OBJECTIVE
Each line of the listing must be transcribed exactly, except for the images, which should be excluded.

begin MATERIALS PROVIDED

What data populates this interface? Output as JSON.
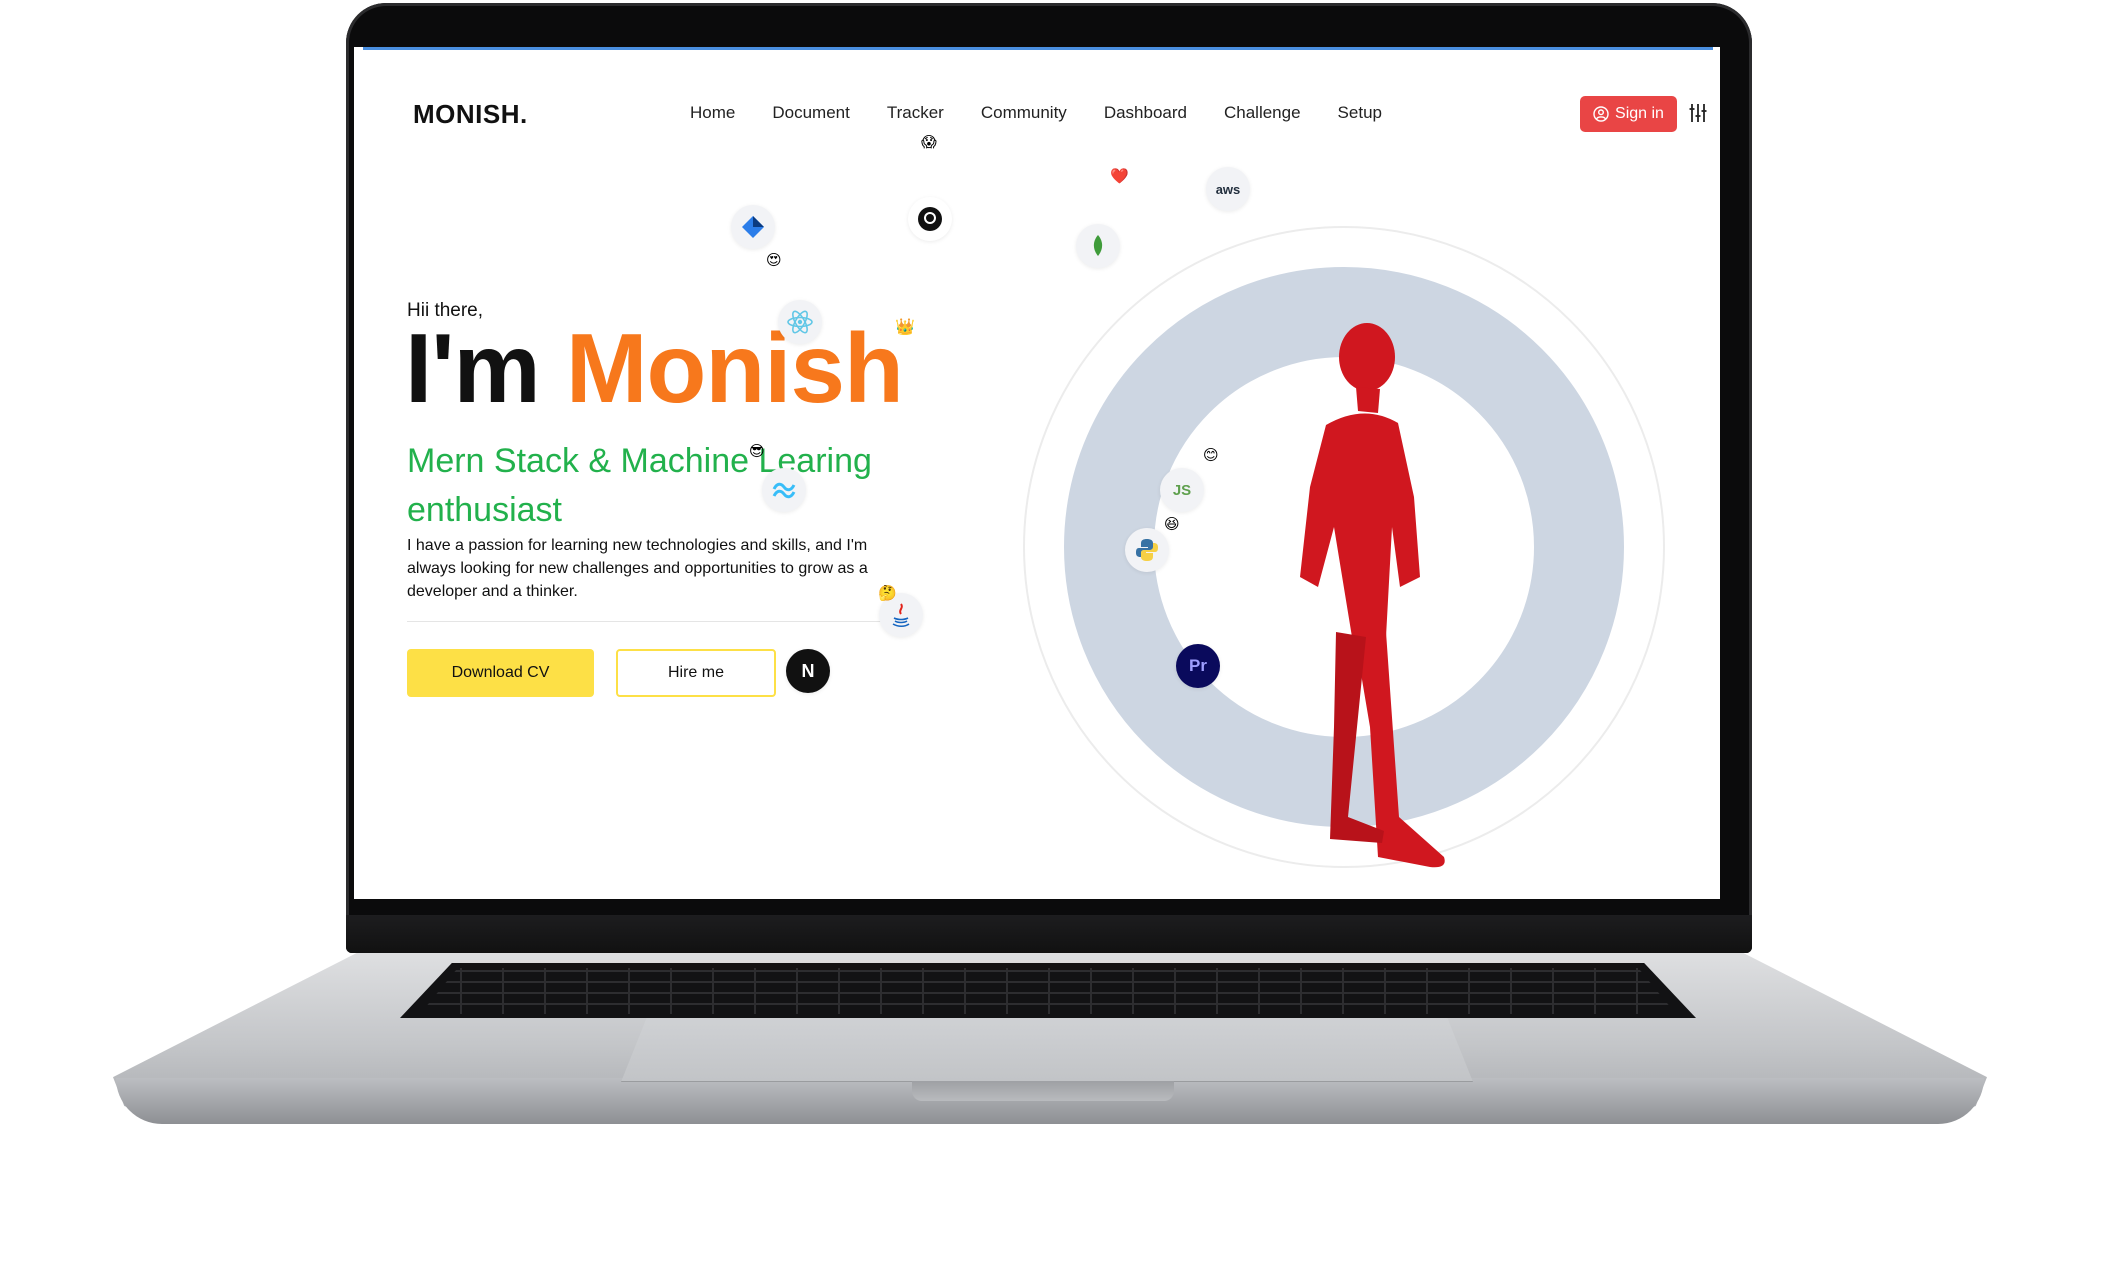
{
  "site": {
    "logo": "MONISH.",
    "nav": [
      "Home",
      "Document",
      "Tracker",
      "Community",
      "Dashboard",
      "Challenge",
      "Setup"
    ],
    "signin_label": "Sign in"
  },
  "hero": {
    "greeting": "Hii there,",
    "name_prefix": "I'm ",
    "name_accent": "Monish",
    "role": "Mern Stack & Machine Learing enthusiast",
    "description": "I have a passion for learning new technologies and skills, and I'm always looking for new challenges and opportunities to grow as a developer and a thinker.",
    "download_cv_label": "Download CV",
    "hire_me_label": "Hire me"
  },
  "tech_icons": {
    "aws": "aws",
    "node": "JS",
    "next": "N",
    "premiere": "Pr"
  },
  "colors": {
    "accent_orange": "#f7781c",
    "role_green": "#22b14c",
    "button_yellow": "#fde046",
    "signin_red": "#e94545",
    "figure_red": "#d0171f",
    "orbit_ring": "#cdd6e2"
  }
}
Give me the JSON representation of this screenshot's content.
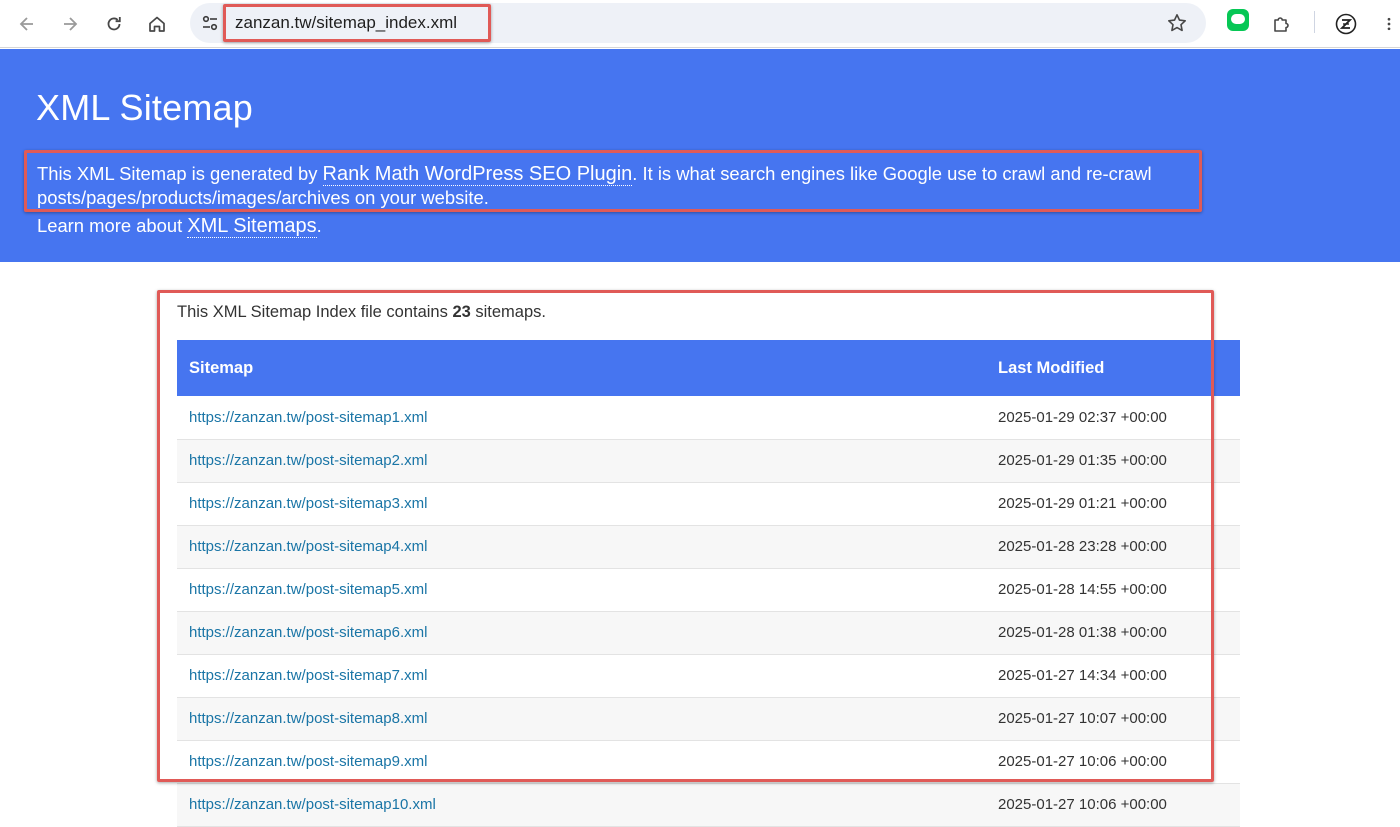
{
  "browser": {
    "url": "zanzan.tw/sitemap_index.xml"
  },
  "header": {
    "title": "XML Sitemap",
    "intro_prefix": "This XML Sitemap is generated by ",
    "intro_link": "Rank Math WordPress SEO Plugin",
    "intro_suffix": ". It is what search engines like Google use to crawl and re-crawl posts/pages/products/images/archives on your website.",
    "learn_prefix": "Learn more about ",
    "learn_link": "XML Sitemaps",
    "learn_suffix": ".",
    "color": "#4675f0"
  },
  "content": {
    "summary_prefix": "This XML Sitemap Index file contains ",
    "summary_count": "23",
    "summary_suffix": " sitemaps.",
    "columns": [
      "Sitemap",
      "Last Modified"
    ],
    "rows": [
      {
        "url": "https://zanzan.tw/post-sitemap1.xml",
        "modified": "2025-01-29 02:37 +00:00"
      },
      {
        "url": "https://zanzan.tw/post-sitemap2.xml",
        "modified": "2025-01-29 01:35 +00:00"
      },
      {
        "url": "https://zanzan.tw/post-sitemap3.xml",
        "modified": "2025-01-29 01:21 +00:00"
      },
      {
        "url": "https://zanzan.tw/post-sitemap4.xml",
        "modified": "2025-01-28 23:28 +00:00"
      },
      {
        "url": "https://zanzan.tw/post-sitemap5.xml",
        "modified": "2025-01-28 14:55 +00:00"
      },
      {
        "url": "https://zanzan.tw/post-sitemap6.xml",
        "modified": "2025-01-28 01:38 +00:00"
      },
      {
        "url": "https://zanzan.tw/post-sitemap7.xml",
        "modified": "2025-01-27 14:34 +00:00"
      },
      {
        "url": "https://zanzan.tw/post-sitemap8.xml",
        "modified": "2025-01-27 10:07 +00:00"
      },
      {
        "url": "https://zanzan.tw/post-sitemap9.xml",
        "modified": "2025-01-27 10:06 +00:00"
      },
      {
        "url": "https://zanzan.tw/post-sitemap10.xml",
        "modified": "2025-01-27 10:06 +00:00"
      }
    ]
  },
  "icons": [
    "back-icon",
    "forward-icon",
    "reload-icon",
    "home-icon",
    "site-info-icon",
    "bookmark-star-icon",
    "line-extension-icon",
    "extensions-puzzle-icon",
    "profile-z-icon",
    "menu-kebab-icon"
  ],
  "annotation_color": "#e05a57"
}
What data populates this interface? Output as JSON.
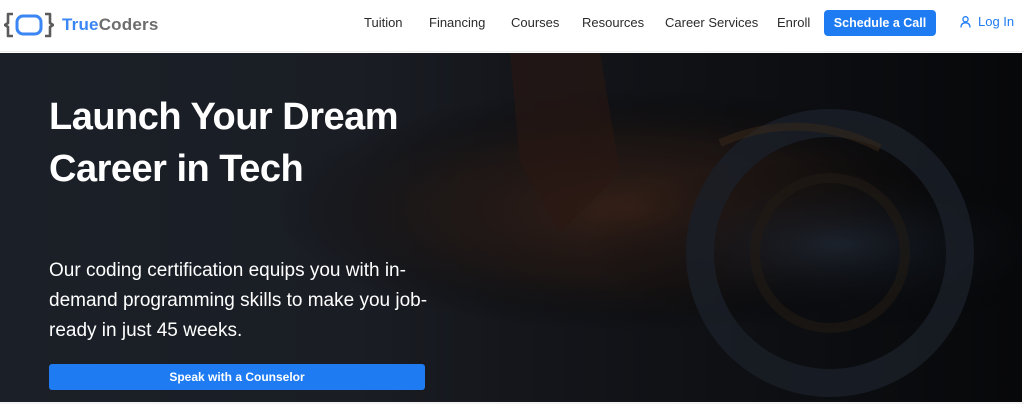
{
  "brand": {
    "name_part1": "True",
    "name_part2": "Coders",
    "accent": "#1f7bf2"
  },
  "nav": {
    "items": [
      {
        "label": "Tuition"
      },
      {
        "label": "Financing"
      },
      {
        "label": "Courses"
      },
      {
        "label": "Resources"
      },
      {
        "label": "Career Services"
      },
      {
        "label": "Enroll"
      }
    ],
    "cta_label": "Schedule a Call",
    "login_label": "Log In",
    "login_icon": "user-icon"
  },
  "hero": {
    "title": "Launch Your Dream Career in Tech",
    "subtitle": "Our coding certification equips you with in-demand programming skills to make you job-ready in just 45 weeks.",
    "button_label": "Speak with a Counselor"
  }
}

end MATERIALS PROVIDED

FULL RESPONSE
What data populates this interface? Output as JSON.
{
  "site": {
    "logo": "MONISH.",
    "nav": [
      "Home",
      "Document",
      "Tracker",
      "Community",
      "Dashboard",
      "Challenge",
      "Setup"
    ],
    "signin_label": "Sign in"
  },
  "hero": {
    "greeting": "Hii there,",
    "name_prefix": "I'm ",
    "name_accent": "Monish",
    "role": "Mern Stack & Machine Learing enthusiast",
    "description": "I have a passion for learning new technologies and skills, and I'm always looking for new challenges and opportunities to grow as a developer and a thinker.",
    "download_cv_label": "Download CV",
    "hire_me_label": "Hire me"
  },
  "tech_icons": {
    "aws": "aws",
    "node": "JS",
    "next": "N",
    "premiere": "Pr"
  },
  "colors": {
    "accent_orange": "#f7781c",
    "role_green": "#22b14c",
    "button_yellow": "#fde046",
    "signin_red": "#e94545",
    "figure_red": "#d0171f",
    "orbit_ring": "#cdd6e2"
  }
}
Give me the JSON representation of this screenshot's content.
{
  "browser": {
    "url": "zanzan.tw/sitemap_index.xml"
  },
  "header": {
    "title": "XML Sitemap",
    "intro_prefix": "This XML Sitemap is generated by ",
    "intro_link": "Rank Math WordPress SEO Plugin",
    "intro_suffix": ". It is what search engines like Google use to crawl and re-crawl posts/pages/products/images/archives on your website.",
    "learn_prefix": "Learn more about ",
    "learn_link": "XML Sitemaps",
    "learn_suffix": ".",
    "color": "#4675f0"
  },
  "content": {
    "summary_prefix": "This XML Sitemap Index file contains ",
    "summary_count": "23",
    "summary_suffix": " sitemaps.",
    "columns": [
      "Sitemap",
      "Last Modified"
    ],
    "rows": [
      {
        "url": "https://zanzan.tw/post-sitemap1.xml",
        "modified": "2025-01-29 02:37 +00:00"
      },
      {
        "url": "https://zanzan.tw/post-sitemap2.xml",
        "modified": "2025-01-29 01:35 +00:00"
      },
      {
        "url": "https://zanzan.tw/post-sitemap3.xml",
        "modified": "2025-01-29 01:21 +00:00"
      },
      {
        "url": "https://zanzan.tw/post-sitemap4.xml",
        "modified": "2025-01-28 23:28 +00:00"
      },
      {
        "url": "https://zanzan.tw/post-sitemap5.xml",
        "modified": "2025-01-28 14:55 +00:00"
      },
      {
        "url": "https://zanzan.tw/post-sitemap6.xml",
        "modified": "2025-01-28 01:38 +00:00"
      },
      {
        "url": "https://zanzan.tw/post-sitemap7.xml",
        "modified": "2025-01-27 14:34 +00:00"
      },
      {
        "url": "https://zanzan.tw/post-sitemap8.xml",
        "modified": "2025-01-27 10:07 +00:00"
      },
      {
        "url": "https://zanzan.tw/post-sitemap9.xml",
        "modified": "2025-01-27 10:06 +00:00"
      },
      {
        "url": "https://zanzan.tw/post-sitemap10.xml",
        "modified": "2025-01-27 10:06 +00:00"
      }
    ]
  },
  "icons": [
    "back-icon",
    "forward-icon",
    "reload-icon",
    "home-icon",
    "site-info-icon",
    "bookmark-star-icon",
    "line-extension-icon",
    "extensions-puzzle-icon",
    "profile-z-icon",
    "menu-kebab-icon"
  ],
  "annotation_color": "#e05a57"
}
What data populates this interface? Output as JSON.
{
  "brand": {
    "name_part1": "True",
    "name_part2": "Coders",
    "accent": "#1f7bf2"
  },
  "nav": {
    "items": [
      {
        "label": "Tuition"
      },
      {
        "label": "Financing"
      },
      {
        "label": "Courses"
      },
      {
        "label": "Resources"
      },
      {
        "label": "Career Services"
      },
      {
        "label": "Enroll"
      }
    ],
    "cta_label": "Schedule a Call",
    "login_label": "Log In",
    "login_icon": "user-icon"
  },
  "hero": {
    "title": "Launch Your Dream Career in Tech",
    "subtitle": "Our coding certification equips you with in-demand programming skills to make you job-ready in just 45 weeks.",
    "button_label": "Speak with a Counselor"
  }
}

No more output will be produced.